CHALLENGE: From the material below, list every line containing "text".

RECORDS PROVIDED:
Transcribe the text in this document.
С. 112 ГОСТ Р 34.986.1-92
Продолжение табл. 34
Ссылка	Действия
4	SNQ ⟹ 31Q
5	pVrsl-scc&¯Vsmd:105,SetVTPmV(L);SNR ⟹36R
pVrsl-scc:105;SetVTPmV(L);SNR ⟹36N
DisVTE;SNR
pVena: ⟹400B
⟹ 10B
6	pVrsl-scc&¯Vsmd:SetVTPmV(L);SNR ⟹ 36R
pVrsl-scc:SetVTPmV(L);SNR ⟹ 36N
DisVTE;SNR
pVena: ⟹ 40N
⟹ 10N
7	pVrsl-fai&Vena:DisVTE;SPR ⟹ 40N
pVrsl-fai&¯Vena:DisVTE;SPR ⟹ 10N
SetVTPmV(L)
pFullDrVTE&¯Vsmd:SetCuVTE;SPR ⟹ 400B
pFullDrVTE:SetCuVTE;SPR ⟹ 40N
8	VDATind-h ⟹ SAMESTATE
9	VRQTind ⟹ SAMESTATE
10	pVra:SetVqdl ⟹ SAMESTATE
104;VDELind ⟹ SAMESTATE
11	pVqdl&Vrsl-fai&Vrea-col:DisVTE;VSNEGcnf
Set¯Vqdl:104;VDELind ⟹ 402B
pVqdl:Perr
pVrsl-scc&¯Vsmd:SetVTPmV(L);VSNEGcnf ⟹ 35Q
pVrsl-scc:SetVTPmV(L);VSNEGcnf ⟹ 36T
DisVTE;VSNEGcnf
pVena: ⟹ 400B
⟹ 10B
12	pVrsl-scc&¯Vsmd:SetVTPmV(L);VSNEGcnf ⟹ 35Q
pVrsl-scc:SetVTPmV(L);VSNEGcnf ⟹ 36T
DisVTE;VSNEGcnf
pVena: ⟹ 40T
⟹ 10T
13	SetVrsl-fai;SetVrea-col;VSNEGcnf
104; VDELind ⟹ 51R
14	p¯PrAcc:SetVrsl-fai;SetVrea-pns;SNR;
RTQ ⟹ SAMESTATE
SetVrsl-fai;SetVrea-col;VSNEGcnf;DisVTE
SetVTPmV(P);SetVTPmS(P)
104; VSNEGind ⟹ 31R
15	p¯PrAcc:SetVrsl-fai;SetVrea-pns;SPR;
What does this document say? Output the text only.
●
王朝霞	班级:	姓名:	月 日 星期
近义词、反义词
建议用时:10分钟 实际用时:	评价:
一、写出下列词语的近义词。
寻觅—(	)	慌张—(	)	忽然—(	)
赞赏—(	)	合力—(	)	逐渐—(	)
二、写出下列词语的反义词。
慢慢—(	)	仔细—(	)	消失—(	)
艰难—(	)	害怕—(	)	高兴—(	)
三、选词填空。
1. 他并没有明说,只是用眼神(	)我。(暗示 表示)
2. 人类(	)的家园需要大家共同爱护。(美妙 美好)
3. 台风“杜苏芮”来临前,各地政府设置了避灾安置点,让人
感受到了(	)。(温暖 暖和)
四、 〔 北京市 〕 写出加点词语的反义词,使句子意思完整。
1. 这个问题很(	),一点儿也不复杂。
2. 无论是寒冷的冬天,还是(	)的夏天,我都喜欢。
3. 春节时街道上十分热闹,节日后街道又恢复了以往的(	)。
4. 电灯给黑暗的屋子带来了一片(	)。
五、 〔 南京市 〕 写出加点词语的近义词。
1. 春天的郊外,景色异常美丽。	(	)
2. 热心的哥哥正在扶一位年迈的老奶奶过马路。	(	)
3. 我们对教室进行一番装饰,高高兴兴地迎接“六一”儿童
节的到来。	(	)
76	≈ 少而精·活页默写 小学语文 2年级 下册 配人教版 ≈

RESULT:
Transcribe the text in this document.
What does this document say? Output the text only.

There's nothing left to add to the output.